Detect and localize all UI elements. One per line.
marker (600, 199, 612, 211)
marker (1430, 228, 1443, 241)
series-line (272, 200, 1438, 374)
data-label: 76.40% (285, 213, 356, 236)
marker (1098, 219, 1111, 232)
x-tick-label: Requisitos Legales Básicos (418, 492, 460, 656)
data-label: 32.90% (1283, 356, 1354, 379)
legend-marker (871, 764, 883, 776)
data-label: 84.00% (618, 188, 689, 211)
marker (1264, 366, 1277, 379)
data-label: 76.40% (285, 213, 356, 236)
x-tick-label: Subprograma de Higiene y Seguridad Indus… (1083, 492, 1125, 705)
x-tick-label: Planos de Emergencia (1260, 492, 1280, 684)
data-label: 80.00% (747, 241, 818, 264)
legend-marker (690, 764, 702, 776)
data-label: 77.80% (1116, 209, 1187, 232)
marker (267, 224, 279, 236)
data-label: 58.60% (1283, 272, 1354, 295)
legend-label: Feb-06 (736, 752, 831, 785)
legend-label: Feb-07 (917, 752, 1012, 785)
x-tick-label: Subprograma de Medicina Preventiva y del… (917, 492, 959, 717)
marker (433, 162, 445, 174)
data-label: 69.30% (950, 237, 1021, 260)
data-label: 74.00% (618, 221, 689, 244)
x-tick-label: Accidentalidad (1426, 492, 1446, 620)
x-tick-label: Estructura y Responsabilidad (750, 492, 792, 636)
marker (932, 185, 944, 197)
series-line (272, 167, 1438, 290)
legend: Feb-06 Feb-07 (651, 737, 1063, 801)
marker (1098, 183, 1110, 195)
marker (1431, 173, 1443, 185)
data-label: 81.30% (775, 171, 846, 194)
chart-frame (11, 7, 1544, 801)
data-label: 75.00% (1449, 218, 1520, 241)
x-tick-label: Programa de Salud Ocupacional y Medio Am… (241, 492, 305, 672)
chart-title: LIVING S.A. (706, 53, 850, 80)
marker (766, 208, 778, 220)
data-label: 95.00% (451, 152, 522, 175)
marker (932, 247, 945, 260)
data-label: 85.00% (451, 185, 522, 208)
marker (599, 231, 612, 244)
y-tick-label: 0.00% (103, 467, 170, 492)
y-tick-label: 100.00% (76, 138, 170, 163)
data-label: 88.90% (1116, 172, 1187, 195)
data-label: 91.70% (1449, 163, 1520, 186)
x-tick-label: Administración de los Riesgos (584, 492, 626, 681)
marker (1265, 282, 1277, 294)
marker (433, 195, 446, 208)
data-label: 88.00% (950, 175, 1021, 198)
○ ○ ○
## WORK REQUIRED
Swap every "data-label" in the lines above for "value-label" and reproduce the lines with nothing else changed.

## RESULT FOR THIS TASK
Detect and localize all UI elements. One per line.
marker (600, 199, 612, 211)
marker (1430, 228, 1443, 241)
series-line (272, 200, 1438, 374)
value-label: 76.40% (285, 213, 356, 236)
marker (1098, 219, 1111, 232)
x-tick-label: Requisitos Legales Básicos (418, 492, 460, 656)
value-label: 32.90% (1283, 356, 1354, 379)
legend-marker (871, 764, 883, 776)
value-label: 84.00% (618, 188, 689, 211)
marker (1264, 366, 1277, 379)
value-label: 76.40% (285, 213, 356, 236)
x-tick-label: Subprograma de Higiene y Seguridad Indus… (1083, 492, 1125, 705)
x-tick-label: Planos de Emergencia (1260, 492, 1280, 684)
value-label: 80.00% (747, 241, 818, 264)
legend-marker (690, 764, 702, 776)
value-label: 77.80% (1116, 209, 1187, 232)
marker (267, 224, 279, 236)
value-label: 58.60% (1283, 272, 1354, 295)
legend-label: Feb-06 (736, 752, 831, 785)
legend-label: Feb-07 (917, 752, 1012, 785)
x-tick-label: Subprograma de Medicina Preventiva y del… (917, 492, 959, 717)
marker (433, 162, 445, 174)
value-label: 69.30% (950, 237, 1021, 260)
value-label: 74.00% (618, 221, 689, 244)
x-tick-label: Accidentalidad (1426, 492, 1446, 620)
x-tick-label: Estructura y Responsabilidad (750, 492, 792, 636)
marker (932, 185, 944, 197)
series-line (272, 167, 1438, 290)
legend: Feb-06 Feb-07 (651, 737, 1063, 801)
marker (1098, 183, 1110, 195)
marker (1431, 173, 1443, 185)
value-label: 81.30% (775, 171, 846, 194)
chart-frame (11, 7, 1544, 801)
value-label: 75.00% (1449, 218, 1520, 241)
x-tick-label: Programa de Salud Ocupacional y Medio Am… (241, 492, 305, 672)
chart-title: LIVING S.A. (706, 53, 850, 80)
marker (766, 208, 778, 220)
value-label: 95.00% (451, 152, 522, 175)
marker (932, 247, 945, 260)
value-label: 85.00% (451, 185, 522, 208)
marker (599, 231, 612, 244)
y-tick-label: 0.00% (103, 467, 170, 492)
y-tick-label: 100.00% (76, 138, 170, 163)
value-label: 88.90% (1116, 172, 1187, 195)
value-label: 91.70% (1449, 163, 1520, 186)
x-tick-label: Administración de los Riesgos (584, 492, 626, 681)
marker (1265, 282, 1277, 294)
marker (433, 195, 446, 208)
value-label: 88.00% (950, 175, 1021, 198)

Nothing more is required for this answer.